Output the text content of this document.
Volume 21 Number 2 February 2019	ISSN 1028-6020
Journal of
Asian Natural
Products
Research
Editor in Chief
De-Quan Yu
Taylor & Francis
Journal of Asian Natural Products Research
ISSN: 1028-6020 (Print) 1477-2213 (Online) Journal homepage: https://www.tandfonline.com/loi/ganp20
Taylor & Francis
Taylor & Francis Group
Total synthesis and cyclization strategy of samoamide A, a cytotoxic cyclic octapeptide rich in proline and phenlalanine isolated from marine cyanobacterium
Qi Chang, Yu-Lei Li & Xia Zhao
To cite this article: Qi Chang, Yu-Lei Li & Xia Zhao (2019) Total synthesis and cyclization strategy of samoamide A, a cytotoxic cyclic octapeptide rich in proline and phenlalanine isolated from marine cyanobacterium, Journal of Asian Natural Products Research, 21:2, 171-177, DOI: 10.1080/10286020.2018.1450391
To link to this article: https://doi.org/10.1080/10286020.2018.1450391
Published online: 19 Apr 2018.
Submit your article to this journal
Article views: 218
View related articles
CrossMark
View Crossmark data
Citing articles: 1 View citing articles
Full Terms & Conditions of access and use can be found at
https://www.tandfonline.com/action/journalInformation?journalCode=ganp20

+-------+

_Exercise requirements_
The response should consist of every record, written out exactly as given.

_Solution to this problem_
Output the text content of this document.
Volume 21 Number 2 February 2019	ISSN 1028-6020
Journal of
Asian Natural
Products
Research
Editor in Chief
De-Quan Yu
Taylor & Francis
Journal of Asian Natural Products Research
ISSN: 1028-6020 (Print) 1477-2213 (Online) Journal homepage: https://www.tandfonline.com/loi/ganp20
Taylor & Francis
Taylor & Francis Group
Total synthesis and cyclization strategy of samoamide A, a cytotoxic cyclic octapeptide rich in proline and phenlalanine isolated from marine cyanobacterium
Qi Chang, Yu-Lei Li & Xia Zhao
To cite this article: Qi Chang, Yu-Lei Li & Xia Zhao (2019) Total synthesis and cyclization strategy of samoamide A, a cytotoxic cyclic octapeptide rich in proline and phenlalanine isolated from marine cyanobacterium, Journal of Asian Natural Products Research, 21:2, 171-177, DOI: 10.1080/10286020.2018.1450391
To link to this article: https://doi.org/10.1080/10286020.2018.1450391
Published online: 19 Apr 2018.
Submit your article to this journal
Article views: 218
View related articles
CrossMark
View Crossmark data
Citing articles: 1 View citing articles
Full Terms & Conditions of access and use can be found at
https://www.tandfonline.com/action/journalInformation?journalCode=ganp20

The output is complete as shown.